§ To be done: Exactly as written, print each record in the listing.

§ Input records:
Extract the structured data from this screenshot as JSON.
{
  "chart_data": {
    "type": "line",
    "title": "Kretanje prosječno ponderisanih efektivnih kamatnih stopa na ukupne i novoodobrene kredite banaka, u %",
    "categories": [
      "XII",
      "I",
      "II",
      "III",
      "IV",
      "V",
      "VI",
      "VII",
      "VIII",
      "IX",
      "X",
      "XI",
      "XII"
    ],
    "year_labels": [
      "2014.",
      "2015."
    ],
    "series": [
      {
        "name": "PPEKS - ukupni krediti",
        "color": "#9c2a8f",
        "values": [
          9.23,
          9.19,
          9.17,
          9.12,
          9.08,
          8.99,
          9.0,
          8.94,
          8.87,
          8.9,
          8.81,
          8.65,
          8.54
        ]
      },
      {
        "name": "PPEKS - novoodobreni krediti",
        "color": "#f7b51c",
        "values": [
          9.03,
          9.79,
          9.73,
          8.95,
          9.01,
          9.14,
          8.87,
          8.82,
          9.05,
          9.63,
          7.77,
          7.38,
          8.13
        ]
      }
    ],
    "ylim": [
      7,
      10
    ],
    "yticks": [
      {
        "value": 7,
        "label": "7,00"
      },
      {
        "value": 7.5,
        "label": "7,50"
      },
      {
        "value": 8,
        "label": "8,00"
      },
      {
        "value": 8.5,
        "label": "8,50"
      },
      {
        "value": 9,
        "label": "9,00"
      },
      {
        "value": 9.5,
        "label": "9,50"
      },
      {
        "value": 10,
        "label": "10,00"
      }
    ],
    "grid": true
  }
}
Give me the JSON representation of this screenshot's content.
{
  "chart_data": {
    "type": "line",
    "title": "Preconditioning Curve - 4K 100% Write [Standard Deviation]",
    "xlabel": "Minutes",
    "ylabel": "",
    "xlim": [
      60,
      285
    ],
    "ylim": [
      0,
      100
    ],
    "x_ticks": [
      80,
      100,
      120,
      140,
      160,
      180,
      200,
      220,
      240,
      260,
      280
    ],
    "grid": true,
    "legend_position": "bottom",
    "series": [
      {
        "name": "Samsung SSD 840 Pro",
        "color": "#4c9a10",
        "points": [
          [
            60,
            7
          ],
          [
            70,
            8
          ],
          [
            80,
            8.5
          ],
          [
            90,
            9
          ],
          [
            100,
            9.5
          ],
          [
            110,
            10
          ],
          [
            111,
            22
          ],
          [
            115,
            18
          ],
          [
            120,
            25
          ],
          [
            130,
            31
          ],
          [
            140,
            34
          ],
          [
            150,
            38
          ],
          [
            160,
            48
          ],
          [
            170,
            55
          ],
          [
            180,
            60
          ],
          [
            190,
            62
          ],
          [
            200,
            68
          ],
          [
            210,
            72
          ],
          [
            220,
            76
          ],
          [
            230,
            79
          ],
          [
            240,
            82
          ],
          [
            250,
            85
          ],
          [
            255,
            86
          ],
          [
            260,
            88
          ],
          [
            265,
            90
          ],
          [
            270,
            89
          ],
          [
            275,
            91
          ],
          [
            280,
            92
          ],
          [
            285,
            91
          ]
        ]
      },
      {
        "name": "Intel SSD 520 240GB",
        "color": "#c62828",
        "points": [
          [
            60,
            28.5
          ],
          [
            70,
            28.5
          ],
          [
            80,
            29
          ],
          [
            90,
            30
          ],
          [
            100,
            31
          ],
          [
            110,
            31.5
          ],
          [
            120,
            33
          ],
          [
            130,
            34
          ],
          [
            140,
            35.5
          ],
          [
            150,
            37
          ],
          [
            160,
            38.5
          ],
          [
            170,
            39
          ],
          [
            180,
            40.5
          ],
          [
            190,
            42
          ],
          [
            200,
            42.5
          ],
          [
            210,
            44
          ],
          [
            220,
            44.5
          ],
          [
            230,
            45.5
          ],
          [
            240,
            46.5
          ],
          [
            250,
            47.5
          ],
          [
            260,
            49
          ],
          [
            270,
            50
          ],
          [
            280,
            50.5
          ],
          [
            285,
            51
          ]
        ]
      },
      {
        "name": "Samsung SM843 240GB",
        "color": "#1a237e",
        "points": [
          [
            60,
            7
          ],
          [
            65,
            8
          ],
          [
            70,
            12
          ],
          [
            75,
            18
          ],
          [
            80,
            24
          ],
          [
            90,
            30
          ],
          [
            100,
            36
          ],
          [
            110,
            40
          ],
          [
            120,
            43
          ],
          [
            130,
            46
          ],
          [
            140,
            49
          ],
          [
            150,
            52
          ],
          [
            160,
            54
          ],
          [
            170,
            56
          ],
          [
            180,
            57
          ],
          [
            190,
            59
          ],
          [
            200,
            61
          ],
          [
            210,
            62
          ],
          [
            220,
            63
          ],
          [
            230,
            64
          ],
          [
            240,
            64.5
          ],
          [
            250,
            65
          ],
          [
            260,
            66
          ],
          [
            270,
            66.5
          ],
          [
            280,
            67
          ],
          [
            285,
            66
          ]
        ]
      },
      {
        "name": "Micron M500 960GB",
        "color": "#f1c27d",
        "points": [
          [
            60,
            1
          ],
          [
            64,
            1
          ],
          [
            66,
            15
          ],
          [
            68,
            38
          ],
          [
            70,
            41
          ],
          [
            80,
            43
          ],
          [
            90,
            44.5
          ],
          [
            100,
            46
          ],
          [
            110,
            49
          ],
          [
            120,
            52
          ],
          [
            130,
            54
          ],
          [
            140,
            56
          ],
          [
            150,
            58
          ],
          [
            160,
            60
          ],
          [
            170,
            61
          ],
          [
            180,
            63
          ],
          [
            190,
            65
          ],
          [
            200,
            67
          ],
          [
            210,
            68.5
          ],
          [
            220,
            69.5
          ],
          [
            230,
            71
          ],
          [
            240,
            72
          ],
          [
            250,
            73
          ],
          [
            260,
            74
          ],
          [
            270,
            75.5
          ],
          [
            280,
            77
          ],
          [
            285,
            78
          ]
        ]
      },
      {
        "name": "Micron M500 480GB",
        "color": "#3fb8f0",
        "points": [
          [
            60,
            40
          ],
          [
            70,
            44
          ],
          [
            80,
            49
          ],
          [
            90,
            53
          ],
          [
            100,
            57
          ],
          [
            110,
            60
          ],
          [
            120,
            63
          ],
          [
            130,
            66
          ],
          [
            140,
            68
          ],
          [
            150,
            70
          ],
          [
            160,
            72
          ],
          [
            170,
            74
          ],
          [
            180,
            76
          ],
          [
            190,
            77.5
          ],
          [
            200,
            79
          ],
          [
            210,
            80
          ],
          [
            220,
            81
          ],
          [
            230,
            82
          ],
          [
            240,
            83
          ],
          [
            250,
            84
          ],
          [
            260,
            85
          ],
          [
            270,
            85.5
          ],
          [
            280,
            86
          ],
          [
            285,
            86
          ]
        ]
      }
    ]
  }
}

§ Response:
Extract the structured data from this screenshot as JSON.
{
  "chart_data": {
    "type": "line",
    "title": "Kretanje prosječno ponderisanih efektivnih kamatnih stopa na ukupne i novoodobrene kredite banaka, u %",
    "categories": [
      "XII",
      "I",
      "II",
      "III",
      "IV",
      "V",
      "VI",
      "VII",
      "VIII",
      "IX",
      "X",
      "XI",
      "XII"
    ],
    "year_labels": [
      "2014.",
      "2015."
    ],
    "series": [
      {
        "name": "PPEKS - ukupni krediti",
        "color": "#9c2a8f",
        "values": [
          9.23,
          9.19,
          9.17,
          9.12,
          9.08,
          8.99,
          9.0,
          8.94,
          8.87,
          8.9,
          8.81,
          8.65,
          8.54
        ]
      },
      {
        "name": "PPEKS - novoodobreni krediti",
        "color": "#f7b51c",
        "values": [
          9.03,
          9.79,
          9.73,
          8.95,
          9.01,
          9.14,
          8.87,
          8.82,
          9.05,
          9.63,
          7.77,
          7.38,
          8.13
        ]
      }
    ],
    "ylim": [
      7,
      10
    ],
    "yticks": [
      {
        "value": 7,
        "label": "7,00"
      },
      {
        "value": 7.5,
        "label": "7,50"
      },
      {
        "value": 8,
        "label": "8,00"
      },
      {
        "value": 8.5,
        "label": "8,50"
      },
      {
        "value": 9,
        "label": "9,00"
      },
      {
        "value": 9.5,
        "label": "9,50"
      },
      {
        "value": 10,
        "label": "10,00"
      }
    ],
    "grid": true
  }
}
Give me the JSON representation of this screenshot's content.
{
  "chart_data": {
    "type": "line",
    "title": "Preconditioning Curve - 4K 100% Write [Standard Deviation]",
    "xlabel": "Minutes",
    "ylabel": "",
    "xlim": [
      60,
      285
    ],
    "ylim": [
      0,
      100
    ],
    "x_ticks": [
      80,
      100,
      120,
      140,
      160,
      180,
      200,
      220,
      240,
      260,
      280
    ],
    "grid": true,
    "legend_position": "bottom",
    "series": [
      {
        "name": "Samsung SSD 840 Pro",
        "color": "#4c9a10",
        "points": [
          [
            60,
            7
          ],
          [
            70,
            8
          ],
          [
            80,
            8.5
          ],
          [
            90,
            9
          ],
          [
            100,
            9.5
          ],
          [
            110,
            10
          ],
          [
            111,
            22
          ],
          [
            115,
            18
          ],
          [
            120,
            25
          ],
          [
            130,
            31
          ],
          [
            140,
            34
          ],
          [
            150,
            38
          ],
          [
            160,
            48
          ],
          [
            170,
            55
          ],
          [
            180,
            60
          ],
          [
            190,
            62
          ],
          [
            200,
            68
          ],
          [
            210,
            72
          ],
          [
            220,
            76
          ],
          [
            230,
            79
          ],
          [
            240,
            82
          ],
          [
            250,
            85
          ],
          [
            255,
            86
          ],
          [
            260,
            88
          ],
          [
            265,
            90
          ],
          [
            270,
            89
          ],
          [
            275,
            91
          ],
          [
            280,
            92
          ],
          [
            285,
            91
          ]
        ]
      },
      {
        "name": "Intel SSD 520 240GB",
        "color": "#c62828",
        "points": [
          [
            60,
            28.5
          ],
          [
            70,
            28.5
          ],
          [
            80,
            29
          ],
          [
            90,
            30
          ],
          [
            100,
            31
          ],
          [
            110,
            31.5
          ],
          [
            120,
            33
          ],
          [
            130,
            34
          ],
          [
            140,
            35.5
          ],
          [
            150,
            37
          ],
          [
            160,
            38.5
          ],
          [
            170,
            39
          ],
          [
            180,
            40.5
          ],
          [
            190,
            42
          ],
          [
            200,
            42.5
          ],
          [
            210,
            44
          ],
          [
            220,
            44.5
          ],
          [
            230,
            45.5
          ],
          [
            240,
            46.5
          ],
          [
            250,
            47.5
          ],
          [
            260,
            49
          ],
          [
            270,
            50
          ],
          [
            280,
            50.5
          ],
          [
            285,
            51
          ]
        ]
      },
      {
        "name": "Samsung SM843 240GB",
        "color": "#1a237e",
        "points": [
          [
            60,
            7
          ],
          [
            65,
            8
          ],
          [
            70,
            12
          ],
          [
            75,
            18
          ],
          [
            80,
            24
          ],
          [
            90,
            30
          ],
          [
            100,
            36
          ],
          [
            110,
            40
          ],
          [
            120,
            43
          ],
          [
            130,
            46
          ],
          [
            140,
            49
          ],
          [
            150,
            52
          ],
          [
            160,
            54
          ],
          [
            170,
            56
          ],
          [
            180,
            57
          ],
          [
            190,
            59
          ],
          [
            200,
            61
          ],
          [
            210,
            62
          ],
          [
            220,
            63
          ],
          [
            230,
            64
          ],
          [
            240,
            64.5
          ],
          [
            250,
            65
          ],
          [
            260,
            66
          ],
          [
            270,
            66.5
          ],
          [
            280,
            67
          ],
          [
            285,
            66
          ]
        ]
      },
      {
        "name": "Micron M500 960GB",
        "color": "#f1c27d",
        "points": [
          [
            60,
            1
          ],
          [
            64,
            1
          ],
          [
            66,
            15
          ],
          [
            68,
            38
          ],
          [
            70,
            41
          ],
          [
            80,
            43
          ],
          [
            90,
            44.5
          ],
          [
            100,
            46
          ],
          [
            110,
            49
          ],
          [
            120,
            52
          ],
          [
            130,
            54
          ],
          [
            140,
            56
          ],
          [
            150,
            58
          ],
          [
            160,
            60
          ],
          [
            170,
            61
          ],
          [
            180,
            63
          ],
          [
            190,
            65
          ],
          [
            200,
            67
          ],
          [
            210,
            68.5
          ],
          [
            220,
            69.5
          ],
          [
            230,
            71
          ],
          [
            240,
            72
          ],
          [
            250,
            73
          ],
          [
            260,
            74
          ],
          [
            270,
            75.5
          ],
          [
            280,
            77
          ],
          [
            285,
            78
          ]
        ]
      },
      {
        "name": "Micron M500 480GB",
        "color": "#3fb8f0",
        "points": [
          [
            60,
            40
          ],
          [
            70,
            44
          ],
          [
            80,
            49
          ],
          [
            90,
            53
          ],
          [
            100,
            57
          ],
          [
            110,
            60
          ],
          [
            120,
            63
          ],
          [
            130,
            66
          ],
          [
            140,
            68
          ],
          [
            150,
            70
          ],
          [
            160,
            72
          ],
          [
            170,
            74
          ],
          [
            180,
            76
          ],
          [
            190,
            77.5
          ],
          [
            200,
            79
          ],
          [
            210,
            80
          ],
          [
            220,
            81
          ],
          [
            230,
            82
          ],
          [
            240,
            83
          ],
          [
            250,
            84
          ],
          [
            260,
            85
          ],
          [
            270,
            85.5
          ],
          [
            280,
            86
          ],
          [
            285,
            86
          ]
        ]
      }
    ]
  }
}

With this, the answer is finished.